| Goal |
Copy out every line of the records where the string "Salinity" occurs.
[Begin]
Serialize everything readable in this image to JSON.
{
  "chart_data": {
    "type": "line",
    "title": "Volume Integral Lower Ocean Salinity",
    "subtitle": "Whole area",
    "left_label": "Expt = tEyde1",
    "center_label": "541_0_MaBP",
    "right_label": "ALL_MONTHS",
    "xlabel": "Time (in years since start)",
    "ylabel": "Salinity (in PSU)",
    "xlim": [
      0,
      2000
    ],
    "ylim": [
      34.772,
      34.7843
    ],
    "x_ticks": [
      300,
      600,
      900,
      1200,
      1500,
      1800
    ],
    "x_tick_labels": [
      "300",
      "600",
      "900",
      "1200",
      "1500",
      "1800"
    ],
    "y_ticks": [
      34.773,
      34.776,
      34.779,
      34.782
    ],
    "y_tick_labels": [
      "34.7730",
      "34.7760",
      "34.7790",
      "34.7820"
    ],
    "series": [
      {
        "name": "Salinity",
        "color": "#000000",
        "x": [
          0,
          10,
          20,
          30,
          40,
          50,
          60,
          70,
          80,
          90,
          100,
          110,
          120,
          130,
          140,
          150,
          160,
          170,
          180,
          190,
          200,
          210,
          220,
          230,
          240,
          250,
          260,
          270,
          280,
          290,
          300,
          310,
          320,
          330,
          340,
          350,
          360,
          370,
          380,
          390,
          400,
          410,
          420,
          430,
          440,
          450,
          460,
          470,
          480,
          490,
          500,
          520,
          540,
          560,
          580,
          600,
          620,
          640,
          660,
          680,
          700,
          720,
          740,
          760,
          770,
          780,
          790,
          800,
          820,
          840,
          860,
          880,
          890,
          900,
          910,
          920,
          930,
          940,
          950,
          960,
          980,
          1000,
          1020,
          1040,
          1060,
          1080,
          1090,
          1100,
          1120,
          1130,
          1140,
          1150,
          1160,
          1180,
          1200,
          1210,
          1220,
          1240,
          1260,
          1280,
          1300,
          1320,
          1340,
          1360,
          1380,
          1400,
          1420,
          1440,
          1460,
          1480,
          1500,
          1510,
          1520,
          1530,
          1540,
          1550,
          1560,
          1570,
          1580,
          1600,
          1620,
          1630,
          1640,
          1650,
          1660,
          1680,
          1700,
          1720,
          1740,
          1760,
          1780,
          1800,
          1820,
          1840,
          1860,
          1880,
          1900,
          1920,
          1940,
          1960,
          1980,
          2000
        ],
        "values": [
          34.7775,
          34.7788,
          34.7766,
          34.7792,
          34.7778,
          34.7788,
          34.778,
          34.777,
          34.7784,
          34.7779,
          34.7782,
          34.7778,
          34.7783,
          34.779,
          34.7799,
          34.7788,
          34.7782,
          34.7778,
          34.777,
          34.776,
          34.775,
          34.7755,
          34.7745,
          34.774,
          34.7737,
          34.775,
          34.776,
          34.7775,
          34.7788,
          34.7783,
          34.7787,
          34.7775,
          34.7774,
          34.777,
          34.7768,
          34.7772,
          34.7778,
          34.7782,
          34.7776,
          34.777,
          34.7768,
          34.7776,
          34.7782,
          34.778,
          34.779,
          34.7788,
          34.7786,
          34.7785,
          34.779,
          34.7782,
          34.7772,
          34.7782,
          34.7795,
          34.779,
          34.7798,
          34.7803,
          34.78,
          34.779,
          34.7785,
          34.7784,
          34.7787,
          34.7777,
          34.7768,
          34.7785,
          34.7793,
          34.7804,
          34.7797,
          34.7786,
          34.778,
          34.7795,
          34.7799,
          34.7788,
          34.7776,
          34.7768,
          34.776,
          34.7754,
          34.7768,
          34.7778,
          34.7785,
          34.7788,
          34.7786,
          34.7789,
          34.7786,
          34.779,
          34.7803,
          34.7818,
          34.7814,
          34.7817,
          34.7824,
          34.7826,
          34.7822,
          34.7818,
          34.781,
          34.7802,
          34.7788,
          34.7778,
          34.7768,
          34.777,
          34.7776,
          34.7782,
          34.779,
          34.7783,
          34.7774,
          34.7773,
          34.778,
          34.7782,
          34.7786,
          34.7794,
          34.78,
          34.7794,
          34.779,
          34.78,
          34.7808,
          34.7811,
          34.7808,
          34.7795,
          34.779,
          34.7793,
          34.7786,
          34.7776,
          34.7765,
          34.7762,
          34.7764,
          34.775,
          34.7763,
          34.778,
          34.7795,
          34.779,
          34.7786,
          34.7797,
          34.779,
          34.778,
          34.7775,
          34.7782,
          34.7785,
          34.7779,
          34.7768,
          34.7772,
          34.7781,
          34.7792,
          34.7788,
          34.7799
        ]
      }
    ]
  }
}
[End]
| Completed exercise |
    "title": "Volume Integral Lower Ocean Salinity",
    "ylabel": "Salinity (in PSU)",
        "name": "Salinity",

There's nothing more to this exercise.